**DOCUMENT SECTION**
- - -

[Date Prev][Date Next][Thread Prev][Thread Next][Date Index][Thread Index]

RE: Negotiate or sign? (Was: "Confused")

Agreeing wholeheartedly with Eleanor's summary, I also wish to add that
from our organization's point-of-view, we contract with companies to buy
their "goods and services".  They do not contract with us to sell us
something. Therefore, the contracts that we sign in the end represent us
as setting the terms of the relationship.  While this puts a bit of a
burden on legal staff, in the end we know what it is that we are getting
and the terms of the relationship.  Certainly the wording for the
"content" portion and of course the terms of pricing that we agree to come
from the vendor or supplier.  But it is our contract and we request them
to review our contract and to accept or reject it.  We have encountered
one vendor that would simply not accept the terms and that was the end of
negotiations.  But otherwise, we have a good batting record and we have no
qualms about the terms of our contracts.

Joanna Tousley-Escalante
*	Head, TSU
*	VIC Library - IAEA
*	Vienna, Austria
*	j.tousley@iaea.org
*	431 2600-22624

> ----------------------------------------------------------------------
> Date: Tue, 16 May 2000 21:00:26 -0500 (EST)

- - -

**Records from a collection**
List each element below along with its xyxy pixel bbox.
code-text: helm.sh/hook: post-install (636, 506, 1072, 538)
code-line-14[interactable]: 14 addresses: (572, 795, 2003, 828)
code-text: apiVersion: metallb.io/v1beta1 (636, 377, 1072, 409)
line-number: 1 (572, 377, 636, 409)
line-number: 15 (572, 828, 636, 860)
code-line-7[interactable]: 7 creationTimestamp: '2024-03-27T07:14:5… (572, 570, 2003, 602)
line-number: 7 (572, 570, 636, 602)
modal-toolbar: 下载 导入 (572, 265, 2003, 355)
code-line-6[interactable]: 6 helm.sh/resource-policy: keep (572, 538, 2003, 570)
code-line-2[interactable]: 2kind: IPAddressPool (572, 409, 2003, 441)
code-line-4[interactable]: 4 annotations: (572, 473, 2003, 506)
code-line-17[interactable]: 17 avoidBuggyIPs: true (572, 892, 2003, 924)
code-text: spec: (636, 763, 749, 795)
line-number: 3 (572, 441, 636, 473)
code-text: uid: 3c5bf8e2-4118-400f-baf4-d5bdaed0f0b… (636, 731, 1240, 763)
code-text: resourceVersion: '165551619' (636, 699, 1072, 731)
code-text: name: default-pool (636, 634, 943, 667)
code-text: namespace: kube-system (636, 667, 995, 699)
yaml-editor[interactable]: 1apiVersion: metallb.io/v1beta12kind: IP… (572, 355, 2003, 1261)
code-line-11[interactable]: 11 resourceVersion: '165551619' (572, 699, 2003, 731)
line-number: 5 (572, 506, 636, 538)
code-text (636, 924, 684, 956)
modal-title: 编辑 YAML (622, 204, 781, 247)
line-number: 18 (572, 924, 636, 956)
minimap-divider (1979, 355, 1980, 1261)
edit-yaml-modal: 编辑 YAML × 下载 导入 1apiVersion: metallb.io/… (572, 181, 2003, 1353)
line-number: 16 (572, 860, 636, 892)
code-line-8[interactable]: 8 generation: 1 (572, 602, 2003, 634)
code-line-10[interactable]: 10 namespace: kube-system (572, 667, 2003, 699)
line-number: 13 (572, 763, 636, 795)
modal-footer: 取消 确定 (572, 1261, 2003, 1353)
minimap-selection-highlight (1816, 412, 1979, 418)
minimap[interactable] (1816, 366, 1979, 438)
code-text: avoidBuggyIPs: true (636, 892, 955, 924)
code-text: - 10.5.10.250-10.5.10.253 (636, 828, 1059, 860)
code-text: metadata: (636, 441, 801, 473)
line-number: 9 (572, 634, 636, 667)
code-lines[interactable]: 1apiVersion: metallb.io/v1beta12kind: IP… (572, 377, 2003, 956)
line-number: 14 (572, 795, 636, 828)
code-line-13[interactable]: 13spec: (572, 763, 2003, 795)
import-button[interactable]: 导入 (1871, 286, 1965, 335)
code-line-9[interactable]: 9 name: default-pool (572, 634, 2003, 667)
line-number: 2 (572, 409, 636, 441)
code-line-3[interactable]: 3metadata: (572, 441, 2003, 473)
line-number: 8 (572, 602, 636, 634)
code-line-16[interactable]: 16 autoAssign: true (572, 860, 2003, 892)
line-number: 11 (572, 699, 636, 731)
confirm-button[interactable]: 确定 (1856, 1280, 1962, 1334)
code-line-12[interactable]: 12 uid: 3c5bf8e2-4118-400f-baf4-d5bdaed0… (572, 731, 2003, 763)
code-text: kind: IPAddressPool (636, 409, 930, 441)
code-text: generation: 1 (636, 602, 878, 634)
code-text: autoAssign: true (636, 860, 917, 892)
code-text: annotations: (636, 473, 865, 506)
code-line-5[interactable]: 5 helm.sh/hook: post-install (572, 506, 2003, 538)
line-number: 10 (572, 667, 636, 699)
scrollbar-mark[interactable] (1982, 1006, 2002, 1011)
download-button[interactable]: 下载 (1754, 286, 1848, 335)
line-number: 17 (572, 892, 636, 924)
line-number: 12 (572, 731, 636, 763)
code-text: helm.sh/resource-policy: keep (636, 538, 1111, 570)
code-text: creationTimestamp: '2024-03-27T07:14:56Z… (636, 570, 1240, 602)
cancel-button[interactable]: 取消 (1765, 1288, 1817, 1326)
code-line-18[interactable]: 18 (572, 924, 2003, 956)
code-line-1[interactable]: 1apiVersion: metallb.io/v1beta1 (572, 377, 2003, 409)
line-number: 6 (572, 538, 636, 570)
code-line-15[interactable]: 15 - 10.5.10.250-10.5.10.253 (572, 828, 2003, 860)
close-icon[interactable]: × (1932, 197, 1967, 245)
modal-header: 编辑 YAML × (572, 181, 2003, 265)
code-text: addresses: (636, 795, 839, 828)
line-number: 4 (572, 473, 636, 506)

- - -

**GOAL OF THE EXERCISE**
Continue the mailing-list message about negotiating versus signing vendor contracts, picking up right after its final line.

**ANSWER TO THIS EXERCISE**
> From: ELEANOR COOK <COOKEI@conrad.appstate.edu>
> Subject: Negotiate or sign? Was: 'Confused'
> To: liblicense-l@lists.yale.edu
> There seem to be two extreme camps these days on licenses:
>   1. Sign the damn thing: no one is going to sue you
>   2. Agonize over all clauses and get it right, even if it takes a year
> Where I am, we've done it both ways. We are currently coming out of a fog
> from camp #2. How we benefitted from doing the agonizing is that our
> attorney's office now feels much more confident, having done the research,
> having talked to other universities in our state system and also having
> talked to the State Attorney General's office. If you sign licenses
> without knowing what you're doing, you're asking for trouble.  You should
> not allow companies to put conditions in licenses that you cannot
> realistically meet under any circumstances. I am sure there are libraries
> out there who would sign licenses saying they would whistle Dixie in the
> nude every other Friday; i.e., not having read the license, they have
> agreed to ridiculous conditions. Don't do that - would you do that if you
> were going to buy a house or a car? - well, don't answer that, I am sure
> there are plenty of people out there who have signed their lives away with
> banks and mortgage companies too.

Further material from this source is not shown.